[Data records]

^^^^^^^^^^^^^^^^

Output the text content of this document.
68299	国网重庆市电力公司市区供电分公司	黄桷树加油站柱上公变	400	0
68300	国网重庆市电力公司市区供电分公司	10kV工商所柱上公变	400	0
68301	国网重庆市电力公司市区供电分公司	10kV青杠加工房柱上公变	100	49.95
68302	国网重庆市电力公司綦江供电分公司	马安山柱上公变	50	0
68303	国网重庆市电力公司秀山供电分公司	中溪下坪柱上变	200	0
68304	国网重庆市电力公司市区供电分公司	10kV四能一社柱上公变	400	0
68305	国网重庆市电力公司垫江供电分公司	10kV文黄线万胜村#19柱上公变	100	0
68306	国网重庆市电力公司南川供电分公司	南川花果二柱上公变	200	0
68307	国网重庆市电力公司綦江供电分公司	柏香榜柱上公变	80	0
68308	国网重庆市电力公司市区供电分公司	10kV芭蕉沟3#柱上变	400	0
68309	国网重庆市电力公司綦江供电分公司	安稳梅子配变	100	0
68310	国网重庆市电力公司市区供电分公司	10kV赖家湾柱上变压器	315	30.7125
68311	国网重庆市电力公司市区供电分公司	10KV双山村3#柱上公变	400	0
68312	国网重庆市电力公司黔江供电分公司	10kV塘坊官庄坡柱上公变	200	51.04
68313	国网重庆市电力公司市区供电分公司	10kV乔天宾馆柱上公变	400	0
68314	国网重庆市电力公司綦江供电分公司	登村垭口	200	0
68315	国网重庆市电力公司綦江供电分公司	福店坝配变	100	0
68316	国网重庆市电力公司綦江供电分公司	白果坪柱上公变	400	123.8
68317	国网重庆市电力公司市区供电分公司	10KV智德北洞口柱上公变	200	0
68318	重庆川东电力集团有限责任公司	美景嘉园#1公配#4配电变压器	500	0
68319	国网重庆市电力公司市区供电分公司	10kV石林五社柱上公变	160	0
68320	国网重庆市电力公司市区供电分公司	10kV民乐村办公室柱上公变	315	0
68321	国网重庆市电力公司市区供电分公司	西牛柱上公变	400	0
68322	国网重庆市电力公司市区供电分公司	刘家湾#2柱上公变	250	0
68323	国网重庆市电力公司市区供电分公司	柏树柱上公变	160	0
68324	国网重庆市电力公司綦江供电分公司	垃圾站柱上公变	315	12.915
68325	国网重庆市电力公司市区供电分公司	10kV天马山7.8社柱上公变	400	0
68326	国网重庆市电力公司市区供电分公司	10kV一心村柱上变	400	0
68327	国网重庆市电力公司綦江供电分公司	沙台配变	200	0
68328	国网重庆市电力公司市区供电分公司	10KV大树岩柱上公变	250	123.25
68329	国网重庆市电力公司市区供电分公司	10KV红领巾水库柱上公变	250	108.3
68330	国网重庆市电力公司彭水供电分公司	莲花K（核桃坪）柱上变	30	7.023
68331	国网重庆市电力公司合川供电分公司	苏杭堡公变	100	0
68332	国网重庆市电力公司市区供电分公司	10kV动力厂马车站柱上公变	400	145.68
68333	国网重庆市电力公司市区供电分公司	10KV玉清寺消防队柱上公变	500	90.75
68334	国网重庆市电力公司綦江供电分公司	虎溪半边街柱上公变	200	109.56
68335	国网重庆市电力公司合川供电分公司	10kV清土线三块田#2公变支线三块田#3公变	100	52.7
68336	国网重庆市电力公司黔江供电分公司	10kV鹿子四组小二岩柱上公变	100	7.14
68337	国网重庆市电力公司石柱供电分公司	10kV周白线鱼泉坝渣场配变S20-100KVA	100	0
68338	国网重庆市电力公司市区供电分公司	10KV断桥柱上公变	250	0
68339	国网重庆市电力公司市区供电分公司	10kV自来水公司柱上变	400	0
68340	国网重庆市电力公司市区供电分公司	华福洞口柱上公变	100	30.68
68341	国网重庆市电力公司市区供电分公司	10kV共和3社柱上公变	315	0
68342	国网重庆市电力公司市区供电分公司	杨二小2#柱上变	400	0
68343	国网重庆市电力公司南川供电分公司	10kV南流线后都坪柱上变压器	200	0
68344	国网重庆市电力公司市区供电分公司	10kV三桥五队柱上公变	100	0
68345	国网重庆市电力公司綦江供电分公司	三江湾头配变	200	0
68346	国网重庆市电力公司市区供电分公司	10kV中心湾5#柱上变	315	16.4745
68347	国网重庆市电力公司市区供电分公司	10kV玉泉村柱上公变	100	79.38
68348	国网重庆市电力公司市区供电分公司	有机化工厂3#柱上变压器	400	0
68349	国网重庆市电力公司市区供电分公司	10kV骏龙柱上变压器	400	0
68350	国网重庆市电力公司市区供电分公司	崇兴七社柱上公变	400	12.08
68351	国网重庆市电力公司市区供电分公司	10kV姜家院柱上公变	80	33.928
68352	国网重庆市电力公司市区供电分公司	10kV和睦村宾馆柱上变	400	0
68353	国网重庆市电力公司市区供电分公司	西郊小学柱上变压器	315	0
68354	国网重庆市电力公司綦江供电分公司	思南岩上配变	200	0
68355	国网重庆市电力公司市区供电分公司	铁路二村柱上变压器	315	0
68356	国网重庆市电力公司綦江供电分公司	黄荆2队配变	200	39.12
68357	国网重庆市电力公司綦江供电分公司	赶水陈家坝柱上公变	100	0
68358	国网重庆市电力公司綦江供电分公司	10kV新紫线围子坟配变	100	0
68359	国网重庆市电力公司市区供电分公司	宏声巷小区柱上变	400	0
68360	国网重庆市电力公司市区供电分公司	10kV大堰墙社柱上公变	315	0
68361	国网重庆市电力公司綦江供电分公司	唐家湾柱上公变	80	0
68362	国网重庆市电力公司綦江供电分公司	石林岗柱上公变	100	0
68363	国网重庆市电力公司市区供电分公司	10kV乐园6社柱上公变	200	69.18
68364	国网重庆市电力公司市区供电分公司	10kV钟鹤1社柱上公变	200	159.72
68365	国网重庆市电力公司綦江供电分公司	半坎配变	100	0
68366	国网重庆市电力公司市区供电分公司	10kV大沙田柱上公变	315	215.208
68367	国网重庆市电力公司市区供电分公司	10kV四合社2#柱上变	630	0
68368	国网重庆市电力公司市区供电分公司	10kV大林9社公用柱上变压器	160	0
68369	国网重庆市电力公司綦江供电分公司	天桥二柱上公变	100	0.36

^^^^^^^^^^^^^^^^

Every line above that contains the word "国网重庆市电力公司合川供电分公司" should be reported.

68331	国网重庆市电力公司合川供电分公司	苏杭堡公变	100	0
68335	国网重庆市电力公司合川供电分公司	10kV清土线三块田#2公变支线三块田#3公变	100	52.7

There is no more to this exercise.